** YOUR OBJECTIVE **
Only a number is wanted: how many lines in the records below contain "CHECK"?

** RECORD EXCERPTS **

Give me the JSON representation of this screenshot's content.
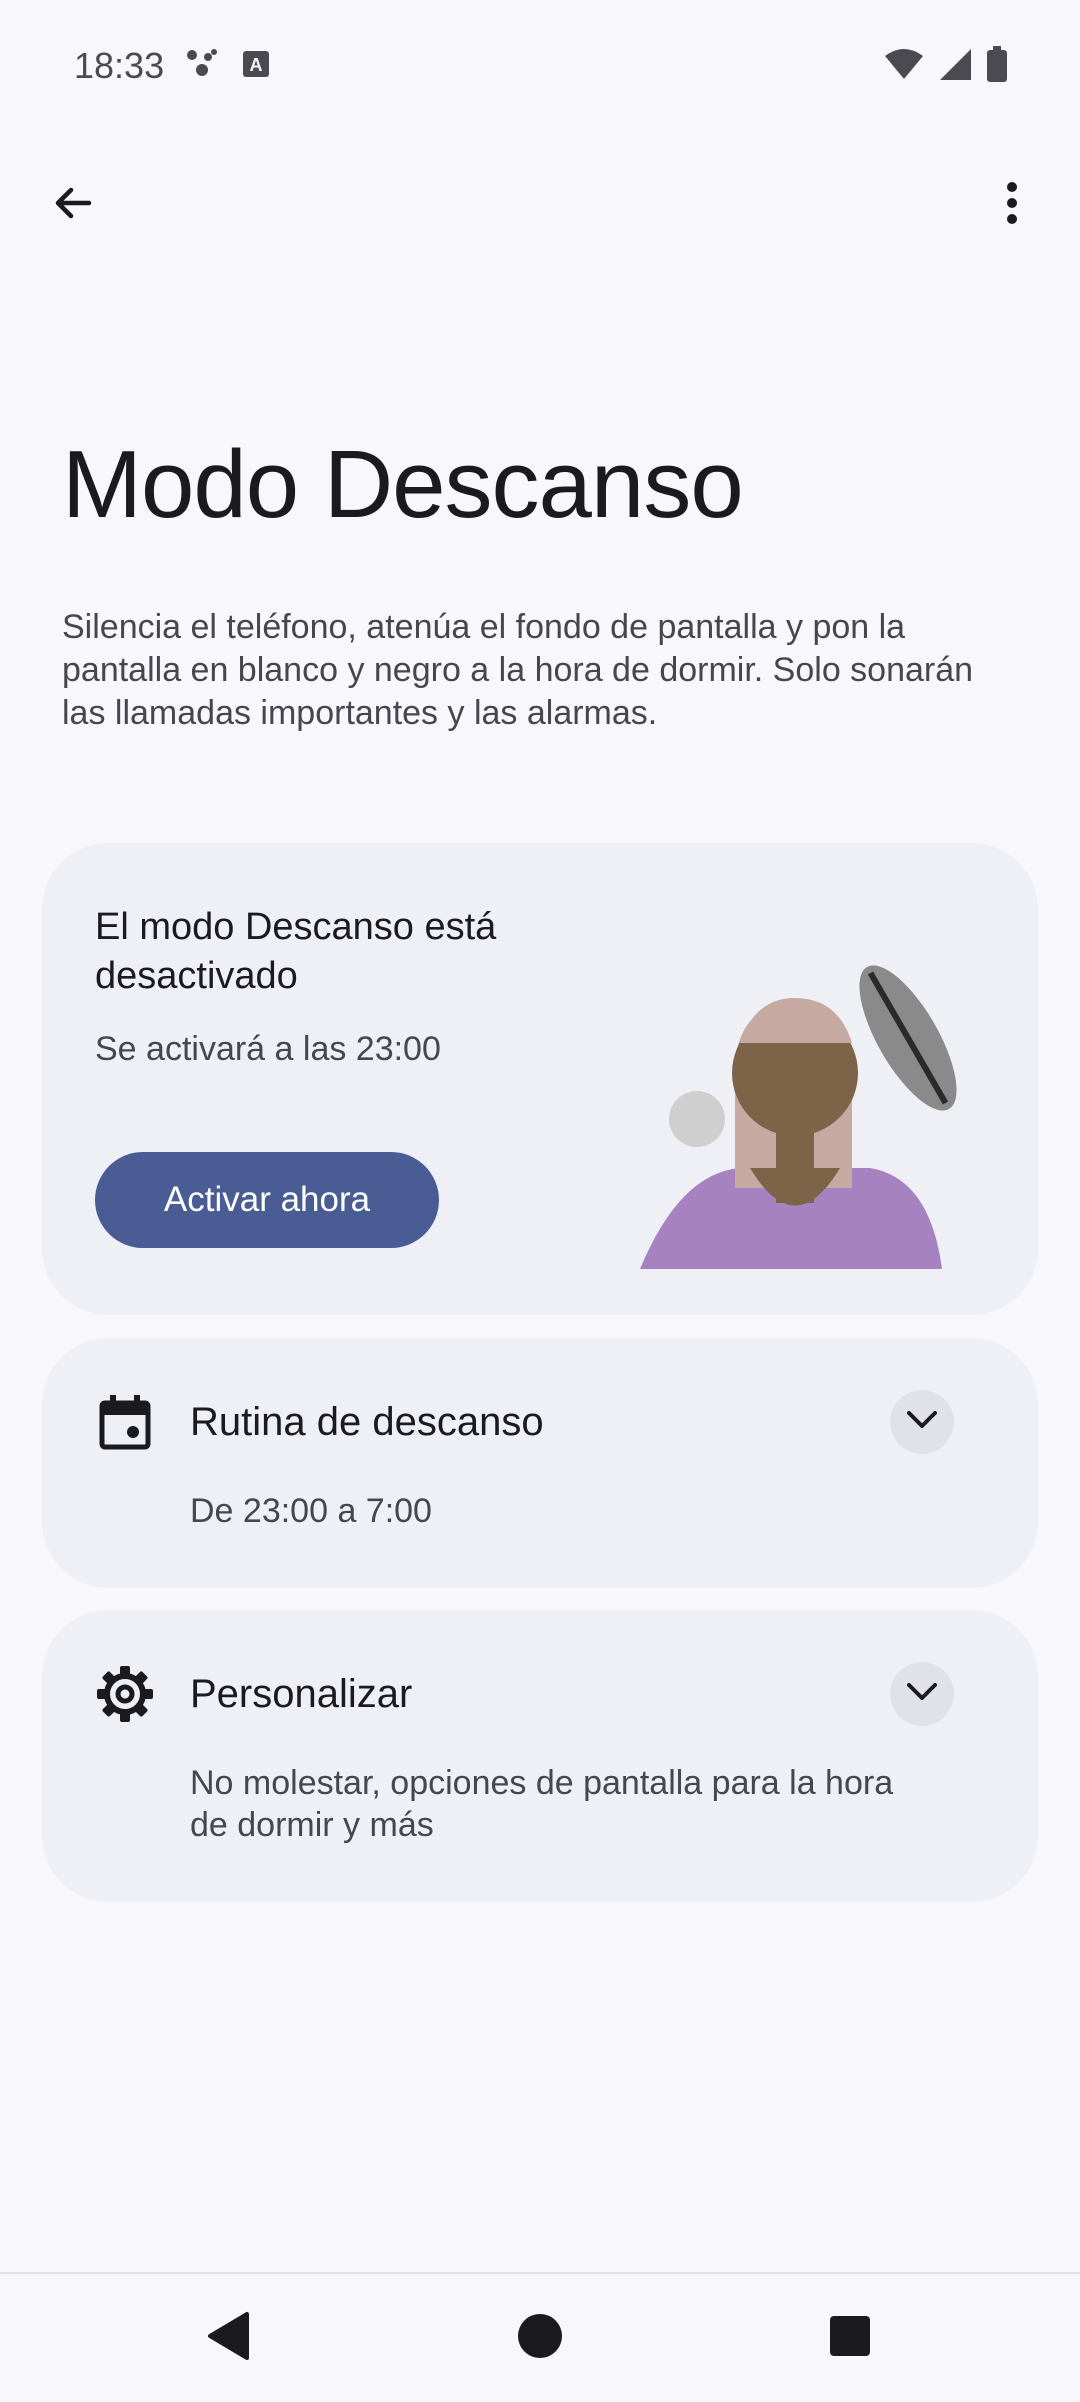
{
  "status_bar": {
    "time": "18:33",
    "icons": [
      "assistant-icon",
      "keyboard-a-icon",
      "wifi-icon",
      "signal-icon",
      "battery-icon"
    ]
  },
  "app_bar": {
    "back_icon": "arrow-back-icon",
    "menu_icon": "more-vert-icon"
  },
  "page": {
    "title": "Modo Descanso",
    "description": "Silencia el teléfono, atenúa el fondo de pantalla y pon la pantalla en blanco y negro a la hora de dormir. Solo sonarán las llamadas importantes y las alarmas."
  },
  "status_card": {
    "title": "El modo Descanso está desactivado",
    "subtitle": "Se activará a las 23:00",
    "button_label": "Activar ahora",
    "button_color": "#4a5c94"
  },
  "routine": {
    "icon": "calendar-icon",
    "title": "Rutina de descanso",
    "subtitle": "De 23:00 a 7:00"
  },
  "customize": {
    "icon": "gear-icon",
    "title": "Personalizar",
    "subtitle": "No molestar, opciones de pantalla para la hora de dormir y más"
  },
  "nav_bar": {
    "icons": [
      "nav-back-icon",
      "nav-home-icon",
      "nav-recents-icon"
    ]
  }
}
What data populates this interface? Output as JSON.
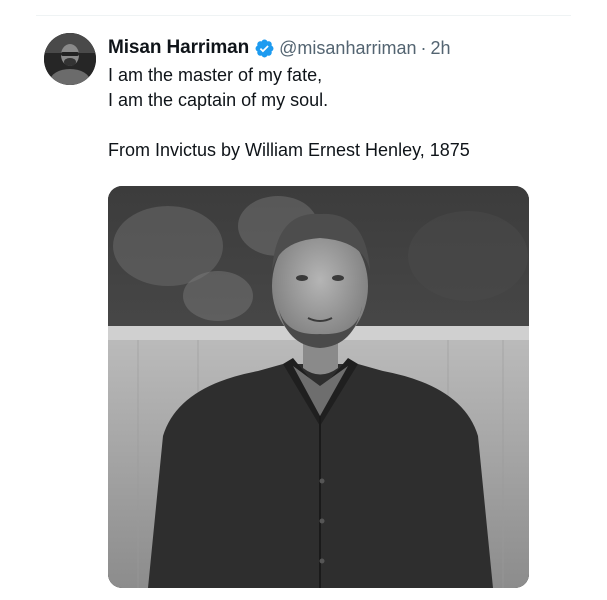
{
  "tweet": {
    "author": {
      "display_name": "Misan Harriman",
      "handle": "@misanharriman",
      "verified": true,
      "avatar_icon": "avatar-photo"
    },
    "separator": "·",
    "timestamp": "2h",
    "text_lines": [
      "I am the master of my fate,",
      "I am the captain of my soul.",
      "",
      "From Invictus by William Ernest Henley, 1875"
    ],
    "media": {
      "kind": "photo",
      "style": "black-and-white portrait"
    }
  },
  "colors": {
    "verified_badge": "#1d9bf0",
    "secondary_text": "#536471",
    "primary_text": "#0f1419"
  }
}
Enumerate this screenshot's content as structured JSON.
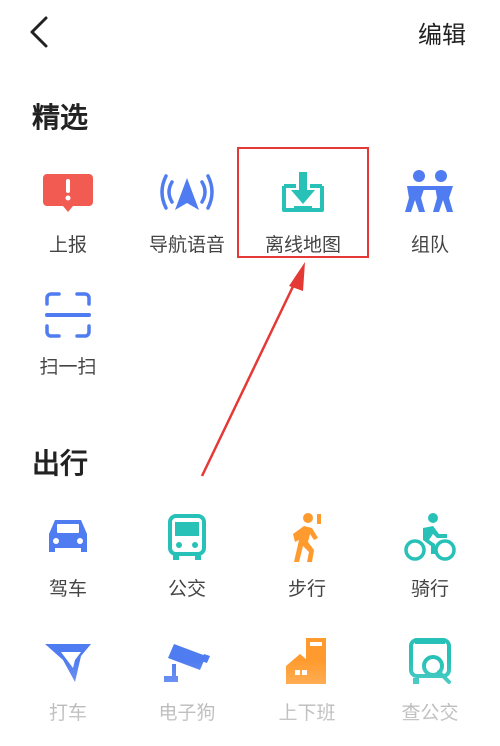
{
  "header": {
    "edit_label": "编辑"
  },
  "sections": {
    "featured": {
      "title": "精选",
      "items": [
        {
          "label": "上报",
          "icon": "report-alert-icon"
        },
        {
          "label": "导航语音",
          "icon": "navigation-voice-icon"
        },
        {
          "label": "离线地图",
          "icon": "offline-map-download-icon"
        },
        {
          "label": "组队",
          "icon": "team-people-icon"
        },
        {
          "label": "扫一扫",
          "icon": "scan-icon"
        }
      ]
    },
    "travel": {
      "title": "出行",
      "items": [
        {
          "label": "驾车",
          "icon": "car-icon"
        },
        {
          "label": "公交",
          "icon": "bus-icon"
        },
        {
          "label": "步行",
          "icon": "walk-icon"
        },
        {
          "label": "骑行",
          "icon": "bicycle-icon"
        },
        {
          "label": "打车",
          "icon": "taxi-icon"
        },
        {
          "label": "电子狗",
          "icon": "speed-camera-icon"
        },
        {
          "label": "上下班",
          "icon": "commute-home-icon"
        },
        {
          "label": "查公交",
          "icon": "bus-search-icon"
        }
      ]
    }
  },
  "colors": {
    "red": "#f25b52",
    "blue": "#4f7cf0",
    "teal": "#27c1b8",
    "orange": "#ff9b2e",
    "annotation": "#e53935"
  }
}
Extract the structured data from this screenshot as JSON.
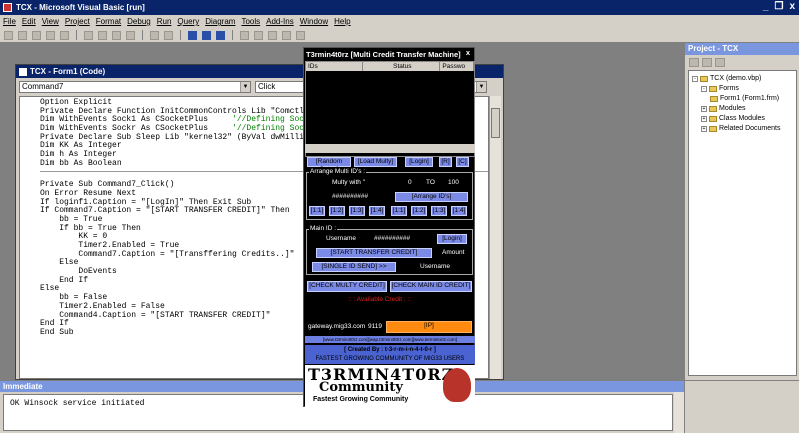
{
  "window": {
    "title": "TCX - Microsoft Visual Basic [run]",
    "controls": [
      "_",
      "❐",
      "x"
    ]
  },
  "menubar": [
    "File",
    "Edit",
    "View",
    "Project",
    "Format",
    "Debug",
    "Run",
    "Query",
    "Diagram",
    "Tools",
    "Add-Ins",
    "Window",
    "Help"
  ],
  "code_window": {
    "title": "TCX - Form1 (Code)",
    "object_combo": "Command7",
    "proc_combo": "Click",
    "lines": [
      {
        "t": "Option Explicit"
      },
      {
        "t": "Private Declare Function InitCommonControls Lib \"Comctl32"
      },
      {
        "t": "Dim WithEvents Sock1 As CSocketPlus     ",
        "c": "'//Defining Socke"
      },
      {
        "t": "Dim WithEvents Sockr As CSocketPlus     ",
        "c": "'//Defining Socke"
      },
      {
        "t": "Private Declare Sub Sleep Lib \"kernel32\" (ByVal dwMillise"
      },
      {
        "t": "Dim KK As Integer"
      },
      {
        "t": "Dim h As Integer"
      },
      {
        "t": "Dim bb As Boolean"
      },
      {
        "sep": true
      },
      {
        "t": ""
      },
      {
        "t": "Private Sub Command7_Click()"
      },
      {
        "t": "On Error Resume Next"
      },
      {
        "t": "If loginf1.Caption = \"[LogIn]\" Then Exit Sub"
      },
      {
        "t": "If Command7.Caption = \"[START TRANSFER CREDIT]\" Then"
      },
      {
        "t": "    bb = True"
      },
      {
        "t": "    If bb = True Then"
      },
      {
        "t": "        KK = 0"
      },
      {
        "t": "        Timer2.Enabled = True"
      },
      {
        "t": "        Command7.Caption = \"[Transffering Credits..]\""
      },
      {
        "t": "    Else"
      },
      {
        "t": "        DoEvents"
      },
      {
        "t": "    End If"
      },
      {
        "t": "Else"
      },
      {
        "t": "    bb = False"
      },
      {
        "t": "    Timer2.Enabled = False"
      },
      {
        "t": "    Command4.Caption = \"[START TRANSFER CREDIT]\""
      },
      {
        "t": "End If"
      },
      {
        "t": "End Sub"
      }
    ]
  },
  "project": {
    "title": "Project - TCX",
    "tree": [
      {
        "label": "TCX (demo.vbp)",
        "level": 0,
        "pm": "-"
      },
      {
        "label": "Forms",
        "level": 1,
        "pm": "-"
      },
      {
        "label": "Form1 (Form1.frm)",
        "level": 2,
        "pm": ""
      },
      {
        "label": "Modules",
        "level": 1,
        "pm": "+"
      },
      {
        "label": "Class Modules",
        "level": 1,
        "pm": "+"
      },
      {
        "label": "Related Documents",
        "level": 1,
        "pm": "+"
      }
    ]
  },
  "immediate": {
    "title": "Immediate",
    "text": "OK Winsock service initiated"
  },
  "tcx_form": {
    "title": "T3rmin4t0rz [Multi Credit Transfer Machine]",
    "close": "x",
    "list_columns": [
      "IDs",
      "Status",
      "Passwo"
    ],
    "row1": [
      "[Random Setup]",
      "[Load Multy]",
      "[Login]",
      "[R]",
      "[C]"
    ],
    "arrange_label": "Arrange Multi ID's :",
    "multy_with": "Multy with \"",
    "multy_from": "0",
    "multy_to_label": "TO",
    "multy_to": "100",
    "hash_text": "##########",
    "arrange_btn": "[Arrange ID's]",
    "step_btns": [
      "[1:1]",
      "[1:2]",
      "[1:3]",
      "[1:4]",
      "[1:1]",
      "[1:2]",
      "[1:3]",
      "[1:4]"
    ],
    "main_label": "Main ID :",
    "username_label": "Username",
    "main_hash": "##########",
    "login_btn": "[Login]",
    "start_btn": "[START TRANSFER CREDIT]",
    "amount_label": "Amount",
    "single_btn": "[SINGLE ID SEND] >>",
    "username2": "Username",
    "check_multy": "[CHECK MULTY CREDIT]",
    "check_main": "[CHECK MAIN ID CREDIT]",
    "available": ":: : Available Credit : ::",
    "gateway": "gateway.mig33.com",
    "port": "9119",
    "ip_btn": "[IP]",
    "links": "[www.t3rmin4t0rz.com][wap.t3rmin4t0rz.com][www.termintortz.com]",
    "created_by": "[ Created By : t-3-r-m-i-n-4-t-0-r ]",
    "community_line": "FASTEST GROWING COMMUNITY OF MIG33 USERS",
    "logo_line1": "T3RMIN4T0RZ",
    "logo_line2": "Community",
    "logo_line3": "Fastest Growing Community"
  }
}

** RESPONSE **
2